__DIRECTION A__.
In the records below, repeat word for word every line from the start of the records up to and including the line with "noise-cell <box>223 602 239 618</box>".

Sugar rose to a two-month high in New York on speculation the sweetener is attracting demand from commodity funds. Refined sugar surged as much as 4.5 percent in London.

In New York, raw sweetener for October delivery climbed 0.17 cent, or 1 percent, to 17.23 cents a pound on ICE Futures U.S. at 9:09 a.m. local time. It earlier rose to as high as 17.30 cents, the highest price since April 20. White, or refined, sugar for October delivery was 1.5 percent higher at$519.70 a metric ton on Liffe.

“It may well be fund influence,” said Jake Wetherall, a trader with Rabobank International Ltd. in London.

The August white sugar futures contract is $86.70 a ton more expensive than the October contract, a situation known as backwardation that may signal limited supplies. The difference was up from $59.50 at the end of June.

A surplus in the season starting Oct. 1 is “unlikely to be sufficient to rebuild supply pipelines,” sugar broker Czarnikow Group Ltd. said last month. Two years of shortfalls reduced stockpiles by 27 million tons, it said.

Arabica coffee futures for September delivery dropped 1.1 percent to $1.6125 a pound on ICE.

Robusta for September delivery rose 1 percent to $1,685 a ton. It gained for a second day after dropping 6.6 percent in the three sessions through July 6.

“After the downward movement, some buyers seem to have jumped back into the market,” Angus Kerr, owner of trading company Coffee ag in Cobham, England, said today by phone.

In New York, cocoa for September delivery rose $6, or 0.2 percent, to $2,987 a ton. Cocoa for September delivery gained 6 pounds, or 0.3 percent, to 2,409 pounds ($3,653) a ton on Liffe.

(Items listed in a dataset)
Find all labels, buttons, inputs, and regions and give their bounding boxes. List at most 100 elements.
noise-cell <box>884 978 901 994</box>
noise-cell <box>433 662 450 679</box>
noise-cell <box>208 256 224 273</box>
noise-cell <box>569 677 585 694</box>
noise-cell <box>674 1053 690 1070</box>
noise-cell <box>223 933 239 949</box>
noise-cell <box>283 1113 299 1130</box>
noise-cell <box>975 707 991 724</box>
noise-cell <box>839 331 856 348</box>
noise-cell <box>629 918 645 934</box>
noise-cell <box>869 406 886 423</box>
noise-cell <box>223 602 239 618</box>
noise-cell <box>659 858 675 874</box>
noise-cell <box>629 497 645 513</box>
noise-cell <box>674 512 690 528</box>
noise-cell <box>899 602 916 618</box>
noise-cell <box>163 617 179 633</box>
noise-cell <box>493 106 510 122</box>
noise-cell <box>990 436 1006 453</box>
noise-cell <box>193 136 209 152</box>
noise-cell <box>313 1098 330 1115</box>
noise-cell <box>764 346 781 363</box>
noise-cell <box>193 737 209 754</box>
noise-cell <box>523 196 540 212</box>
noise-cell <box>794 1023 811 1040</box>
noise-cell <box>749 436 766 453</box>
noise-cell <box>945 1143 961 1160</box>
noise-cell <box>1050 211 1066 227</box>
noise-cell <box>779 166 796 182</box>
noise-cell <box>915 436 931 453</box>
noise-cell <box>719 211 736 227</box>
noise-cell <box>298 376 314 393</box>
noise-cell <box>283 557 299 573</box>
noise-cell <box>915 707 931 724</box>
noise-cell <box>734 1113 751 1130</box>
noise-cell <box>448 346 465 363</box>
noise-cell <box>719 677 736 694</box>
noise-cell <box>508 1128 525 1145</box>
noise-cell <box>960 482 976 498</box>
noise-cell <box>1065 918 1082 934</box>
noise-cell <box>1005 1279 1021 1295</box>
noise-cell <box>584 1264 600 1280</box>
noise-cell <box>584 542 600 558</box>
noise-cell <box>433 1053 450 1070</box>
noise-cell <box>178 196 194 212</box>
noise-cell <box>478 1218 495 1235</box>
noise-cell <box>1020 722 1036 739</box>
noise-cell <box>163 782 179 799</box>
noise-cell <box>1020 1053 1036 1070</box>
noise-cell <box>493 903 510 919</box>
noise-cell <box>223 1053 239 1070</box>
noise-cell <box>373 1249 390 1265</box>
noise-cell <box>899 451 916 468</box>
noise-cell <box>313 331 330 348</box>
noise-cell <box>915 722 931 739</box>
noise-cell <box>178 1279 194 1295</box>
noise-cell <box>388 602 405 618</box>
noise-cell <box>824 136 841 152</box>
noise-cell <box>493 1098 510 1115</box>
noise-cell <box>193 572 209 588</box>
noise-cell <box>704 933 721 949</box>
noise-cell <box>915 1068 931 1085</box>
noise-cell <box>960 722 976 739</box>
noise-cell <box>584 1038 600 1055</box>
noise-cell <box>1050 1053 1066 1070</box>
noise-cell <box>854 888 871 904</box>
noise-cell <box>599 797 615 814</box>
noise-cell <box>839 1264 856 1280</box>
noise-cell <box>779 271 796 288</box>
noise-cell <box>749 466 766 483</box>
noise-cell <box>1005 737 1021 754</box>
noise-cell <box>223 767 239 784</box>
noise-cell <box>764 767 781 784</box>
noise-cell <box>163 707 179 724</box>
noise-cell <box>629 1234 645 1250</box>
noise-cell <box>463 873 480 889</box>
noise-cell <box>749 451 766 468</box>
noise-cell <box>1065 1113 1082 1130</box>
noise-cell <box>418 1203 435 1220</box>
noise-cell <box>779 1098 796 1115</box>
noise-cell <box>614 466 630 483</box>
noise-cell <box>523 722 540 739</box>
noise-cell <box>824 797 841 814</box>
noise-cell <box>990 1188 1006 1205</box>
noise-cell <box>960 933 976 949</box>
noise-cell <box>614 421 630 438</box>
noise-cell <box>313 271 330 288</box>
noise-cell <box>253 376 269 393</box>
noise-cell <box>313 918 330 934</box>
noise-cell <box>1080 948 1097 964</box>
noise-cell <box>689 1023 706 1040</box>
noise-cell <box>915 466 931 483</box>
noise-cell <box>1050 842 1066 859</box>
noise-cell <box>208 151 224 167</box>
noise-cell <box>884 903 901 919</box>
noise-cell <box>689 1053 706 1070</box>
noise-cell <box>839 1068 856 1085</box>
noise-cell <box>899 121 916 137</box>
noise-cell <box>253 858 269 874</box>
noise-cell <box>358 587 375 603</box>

__DIRECTION B__.
Duplicate the passage of the commodity futures report above, from "Robusta for September" up to and including "a ton on Liffe.", keeping it word for word.

__EXPECTED OUTPUT A__.
Find all labels, buttons, inputs, and regions and give their bounding boxes. List at most 100 elements.
noise-cell <box>884 978 901 994</box>
noise-cell <box>433 662 450 679</box>
noise-cell <box>208 256 224 273</box>
noise-cell <box>569 677 585 694</box>
noise-cell <box>674 1053 690 1070</box>
noise-cell <box>223 933 239 949</box>
noise-cell <box>283 1113 299 1130</box>
noise-cell <box>975 707 991 724</box>
noise-cell <box>839 331 856 348</box>
noise-cell <box>629 918 645 934</box>
noise-cell <box>869 406 886 423</box>
noise-cell <box>223 602 239 618</box>

__EXPECTED OUTPUT B__.
Robusta for September delivery rose 1 percent to $1,685 a ton. It gained for a second day after dropping 6.6 percent in the three sessions through July 6.

“After the downward movement, some buyers seem to have jumped back into the market,” Angus Kerr, owner of trading company Coffee ag in Cobham, England, said today by phone.

In New York, cocoa for September delivery rose $6, or 0.2 percent, to $2,987 a ton. Cocoa for September delivery gained 6 pounds, or 0.3 percent, to 2,409 pounds ($3,653) a ton on Liffe.